Wednesday, November 14, 2018

Kamus, Kepunahan Bahasa, dan Kita



Mahmud Jauhari Ali

Ada berapa bahasa di dunia ini sejak zaman Nabi Adam as hingga sekarang?

Saya pikir jika pertanyaan itu ditujukan kepada manusia, tak ada yang bisa menjawabnya dengan benar.  Pada masa ini saja, masih belum ada kepastian ada berapa bahasa di Indonesia. Tapi, untunglah pertanyan itu tidak harus dijawab meski salah sekalipun.

Mungkin akan lebih ideal jika kita menyoal bahasa-bahasa yang nyaris punah. Dan perkara yang terakhir ini bukan hanya persoalan yang menjadi bahan pemikiran orang-orang di negara Indonesia. Konon di pulau yang dipercayai sebagai tempat induknya bahasa-bahasa Austronesia, yakni Taiwan , bahasa-bahasa yang nyaris punah sedang mendapatkan perhatian serius oleh pihak pemerintah setempat. Lalu, bagaimana di negara kita?

Mau tidak mau. Suka tidak suka. Satu hal yang perlu dicatat bahwa Indonesia memiliki bahasa daerah dengan jumlah ratusan. Setidaknya itu yang dikatakan para ahli leksikostatistik dan dialektometri. Sebut saja Mahsun  yang merupakan seorang guru besar linguistik yang bergelut dalam pemetaan bahasa-bahasa daerah di Indonesia. Kita mungkin patut bangga atas jumlah yang bisa disebut fantastis tersebut. Meski demikian, kita juga tidak boleh melupakan satu fakta yang tak terbantahkan berkaitan dengan hal itu. Apa? Bahwa, tak semua bahasa daerah aman.

Saya menggunakan kata “aman” dalam arti kelestariannya terjaga.  Lantas berapa yang tidak aman? Saya rasa dari sisi jumlah kita kesampingkan dulu. Sebab, hal terpenting ialah apa dan bagaimana sikap kita terhadap kasus itu. Ada baiknya juga kita perlu merenung sejenak, bagaimana kalau yang nyaris itu menjelma kepunahan? Akankah negara kita masih disebut sebagai pemelihara bahasa? Baik, sampai di sini saya pikir arah tulisan ini sudah jelas. Tertuju pada pelestarian bahasa-bahasa secara adil dengan memperhatikan skala prioritas sesuai kondisi empiris yang apa adanya.

## [CUPLIKAN DATASET]
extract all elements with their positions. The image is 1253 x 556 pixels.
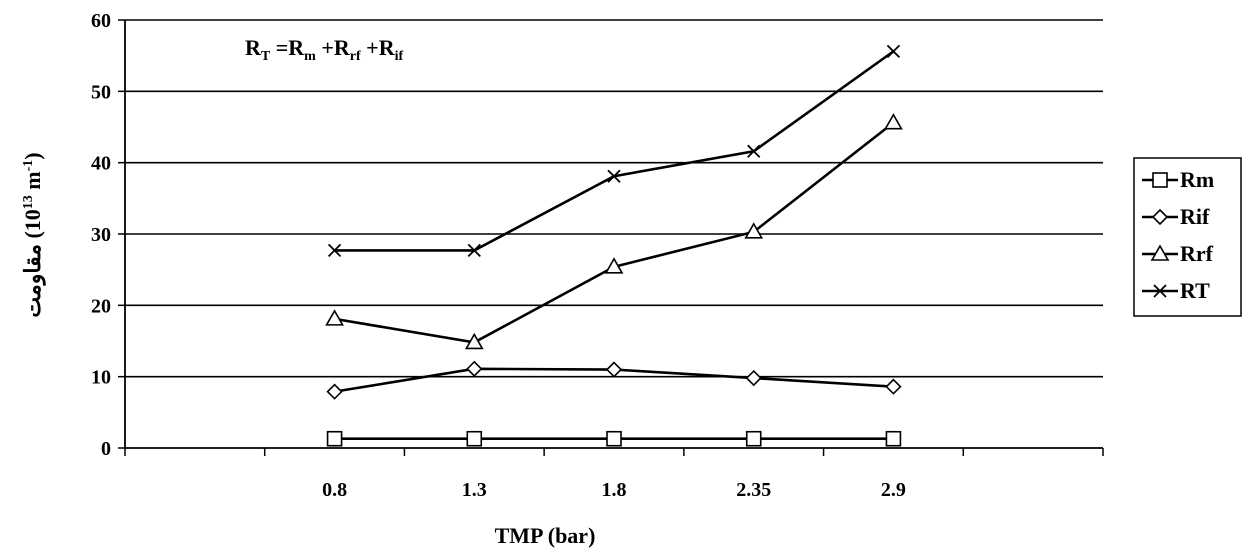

## [TUGAS ANDA]
1) Bagaimana kalimat "Kita mungkin patut bangga atas jumlah yang bisa disebut fantastis tersebut." dari esai tentang kepunahan bahasa diterjemahkan ke dalam bahasa Inggris?
2) Teruskan esai tentang kepunahan bahasa daerah itu, mulai dari sesudah kalimat terakhirnya.

## [JAWABAN BERURUTAN]
1) We may rightly be proud of that number, which could be called fantastic.

2)
Kepunahan. Jika dikaitkan dengan bahasa, cenderung kepada masyarakat pendukungnya. Dalam hal ini tentu tidak lain adalah para pengguna bahasa bersangkutan. Ada kasus menarik yang mungkin perlu diketengahkan di sini. Sebut saja bahasa Abal. Kita boleh bertanya, apa yang terjadi dengan bahasa itu? Di ujung Kalimantan Selatan, tepatnya di Kabupaten Tabalong dulunya ada sebuah kerajaan bernama Abal. Nama itu sekaligus juga menjadi sebutan masyarakat setempat dan bahasa yang mereka gunakan. Saya sengaja tidak menuliskan dua kata, yakni “hingga sekarang” di ujung kalimat terakhir tadi. Satu alasan saya, bahasa itu sudah tidak dipakai secara luas di sana.

Masyarakat Abal sebenarnya adalah orang-orang dari salah satu suku Dayak yang faktanya masih ada dengan segala ragam kehidupan mereka. Ya, benar, bahwa mereka masih lestari. Realitas yang memperihatinkan terletak pada bahasanya. Menurut cerita langsung dari salah seorang dari mereka, dulu bahasa Abal digunakan sebagai bahasa perantara di lingkungan Kerajaan Abal. Seiring perkembangan zaman, orang-orang Dayak Abal memeluk agama Islam. Entah atas alasan apa, setelah mereka menjadi muslim, semua kebudayaan Abal termasuk bahasa, mereka tinggalkan. Sebagai gantinya, mereka menggunakan bahasa Banjar, yakni sebuah bahasa  yang dipakai di wilayah Kesultanan Banjar. Padahal, Islam tidak pernah memperkarakan bahasa apa pun. Tidak ada larangan dalam hal penggunaan bahasa mana saja di dalam ajaran agama ini. Alhasil, hanya dua orang yang masih bisa menggunakan bahasa Abal. Mereka itu pun sudah renta. Bisa kita bayangkan kalau mereka sudah tiada di dunia ini, apa yang akan terjadi.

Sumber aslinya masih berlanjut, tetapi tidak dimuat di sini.